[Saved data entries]

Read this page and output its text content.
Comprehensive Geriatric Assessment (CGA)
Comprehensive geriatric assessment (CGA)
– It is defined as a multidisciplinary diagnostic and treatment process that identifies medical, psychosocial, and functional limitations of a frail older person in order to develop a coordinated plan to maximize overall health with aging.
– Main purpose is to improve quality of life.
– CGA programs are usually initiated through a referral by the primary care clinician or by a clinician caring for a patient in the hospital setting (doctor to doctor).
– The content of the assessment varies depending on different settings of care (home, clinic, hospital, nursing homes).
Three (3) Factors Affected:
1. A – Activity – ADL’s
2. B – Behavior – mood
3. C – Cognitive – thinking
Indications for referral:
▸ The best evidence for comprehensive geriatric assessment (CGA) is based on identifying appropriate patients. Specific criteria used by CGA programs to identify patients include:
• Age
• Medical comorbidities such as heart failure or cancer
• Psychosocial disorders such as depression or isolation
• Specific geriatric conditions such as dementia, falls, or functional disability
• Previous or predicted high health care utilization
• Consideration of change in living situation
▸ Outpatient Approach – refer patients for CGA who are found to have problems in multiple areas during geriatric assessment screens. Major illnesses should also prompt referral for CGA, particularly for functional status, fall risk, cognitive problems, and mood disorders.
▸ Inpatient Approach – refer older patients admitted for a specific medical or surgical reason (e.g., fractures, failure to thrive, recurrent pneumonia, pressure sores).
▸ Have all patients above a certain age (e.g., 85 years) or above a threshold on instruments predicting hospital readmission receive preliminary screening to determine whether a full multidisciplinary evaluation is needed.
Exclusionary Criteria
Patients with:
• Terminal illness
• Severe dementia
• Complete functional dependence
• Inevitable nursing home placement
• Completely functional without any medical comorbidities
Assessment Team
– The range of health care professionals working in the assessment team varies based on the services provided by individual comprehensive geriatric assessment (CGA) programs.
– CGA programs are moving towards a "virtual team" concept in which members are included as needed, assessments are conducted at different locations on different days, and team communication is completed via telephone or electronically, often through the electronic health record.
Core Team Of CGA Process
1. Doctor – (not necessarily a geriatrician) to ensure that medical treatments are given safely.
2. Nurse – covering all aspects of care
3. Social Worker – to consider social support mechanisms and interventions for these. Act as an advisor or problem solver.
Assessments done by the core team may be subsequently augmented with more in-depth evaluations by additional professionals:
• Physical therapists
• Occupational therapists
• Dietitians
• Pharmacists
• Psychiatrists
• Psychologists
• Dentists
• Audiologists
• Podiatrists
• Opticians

DIRECTIONS »
Please restate the preceding entries word for word.

SOLUTION »
Read this page and output its text content.
Comprehensive Geriatric Assessment (CGA)
Comprehensive geriatric assessment (CGA)
– It is defined as a multidisciplinary diagnostic and treatment process that identifies medical, psychosocial, and functional limitations of a frail older person in order to develop a coordinated plan to maximize overall health with aging.
– Main purpose is to improve quality of life.
– CGA programs are usually initiated through a referral by the primary care clinician or by a clinician caring for a patient in the hospital setting (doctor to doctor).
– The content of the assessment varies depending on different settings of care (home, clinic, hospital, nursing homes).
Three (3) Factors Affected:
1. A – Activity – ADL’s
2. B – Behavior – mood
3. C – Cognitive – thinking
Indications for referral:
▸ The best evidence for comprehensive geriatric assessment (CGA) is based on identifying appropriate patients. Specific criteria used by CGA programs to identify patients include:
• Age
• Medical comorbidities such as heart failure or cancer
• Psychosocial disorders such as depression or isolation
• Specific geriatric conditions such as dementia, falls, or functional disability
• Previous or predicted high health care utilization
• Consideration of change in living situation
▸ Outpatient Approach – refer patients for CGA who are found to have problems in multiple areas during geriatric assessment screens. Major illnesses should also prompt referral for CGA, particularly for functional status, fall risk, cognitive problems, and mood disorders.
▸ Inpatient Approach – refer older patients admitted for a specific medical or surgical reason (e.g., fractures, failure to thrive, recurrent pneumonia, pressure sores).
▸ Have all patients above a certain age (e.g., 85 years) or above a threshold on instruments predicting hospital readmission receive preliminary screening to determine whether a full multidisciplinary evaluation is needed.
Exclusionary Criteria
Patients with:
• Terminal illness
• Severe dementia
• Complete functional dependence
• Inevitable nursing home placement
• Completely functional without any medical comorbidities
Assessment Team
– The range of health care professionals working in the assessment team varies based on the services provided by individual comprehensive geriatric assessment (CGA) programs.
– CGA programs are moving towards a "virtual team" concept in which members are included as needed, assessments are conducted at different locations on different days, and team communication is completed via telephone or electronically, often through the electronic health record.
Core Team Of CGA Process
1. Doctor – (not necessarily a geriatrician) to ensure that medical treatments are given safely.
2. Nurse – covering all aspects of care
3. Social Worker – to consider social support mechanisms and interventions for these. Act as an advisor or problem solver.
Assessments done by the core team may be subsequently augmented with more in-depth evaluations by additional professionals:
• Physical therapists
• Occupational therapists
• Dietitians
• Pharmacists
• Psychiatrists
• Psychologists
• Dentists
• Audiologists
• Podiatrists
• Opticians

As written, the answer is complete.